▸ **Directive**: Find the word "为什么铸牢" in the data. Return every line where it appears.
..............................
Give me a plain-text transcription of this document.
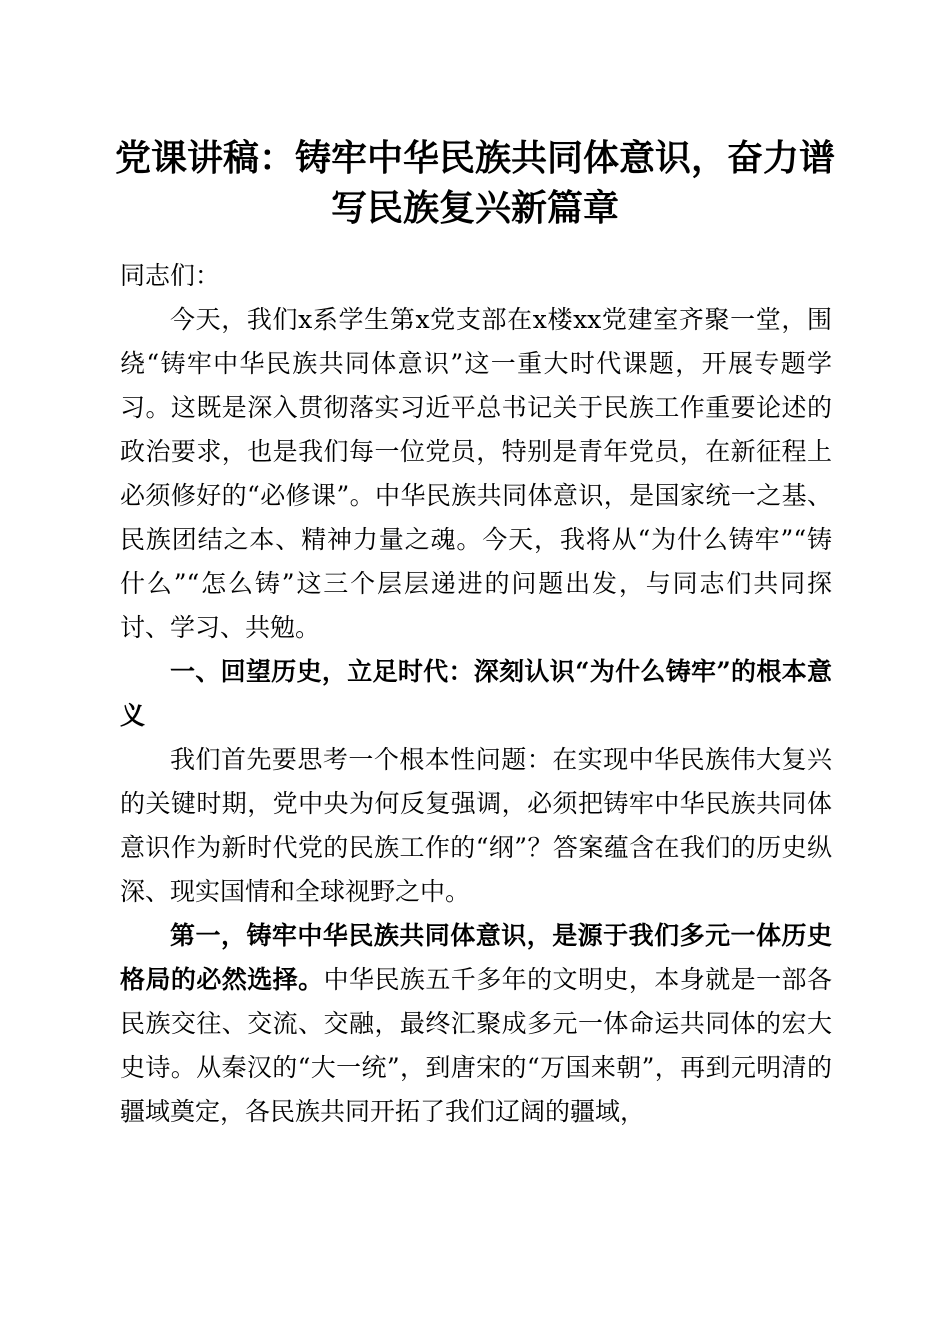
党课讲稿：铸牢中华民族共同体意识，奋力谱
写民族复兴新篇章

同志们：

今天，我们x系学生第x党支部在x楼xx党建室齐聚一堂，围绕“铸牢中华民族共同体意识”这一重大时代课题，开展专题学习。这既是深入贯彻落实习近平总书记关于民族工作重要论述的政治要求，也是我们每一位党员，特别是青年党员，在新征程上必须修好的“必修课”。中华民族共同体意识，是国家统一之基、民族团结之本、精神力量之魂。今天，我将从“为什么铸牢”“铸什么”“怎么铸”这三个层层递进的问题出发，与同志们共同探讨、学习、共勉。

一、回望历史，立足时代：深刻认识“为什么铸牢”的根本意义

我们首先要思考一个根本性问题：在实现中华民族伟大复兴的关键时期，党中央为何反复强调，必须把铸牢中华民族共同体意识作为新时代党的民族工作的“纲”？答案蕴含在我们的历史纵深、现实国情和全球视野之中。

第一，铸牢中华民族共同体意识，是源于我们多元一体历史格局的必然选择。中华民族五千多年的文明史，本身就是一部各民族交往、交流、交融，最终汇聚成多元一体命运共同体的宏大史诗。从秦汉的“大一统”，到唐宋的“万国来朝”，再到元明清的疆域奠定，各民族共同开拓了我们辽阔的疆域，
..............................
▸ **Right answer**:
今天，我们x系学生第x党支部在x楼xx党建室齐聚一堂，围绕“铸牢中华民族共同体意识”这一重大时代课题，开展专题学习。这既是深入贯彻落实习近平总书记关于民族工作重要论述的政治要求，也是我们每一位党员，特别是青年党员，在新征程上必须修好的“必修课”。中华民族共同体意识，是国家统一之基、民族团结之本、精神力量之魂。今天，我将从“为什么铸牢”“铸什么”“怎么铸”这三个层层递进的问题出发，与同志们共同探讨、学习、共勉。
一、回望历史，立足时代：深刻认识“为什么铸牢”的根本意义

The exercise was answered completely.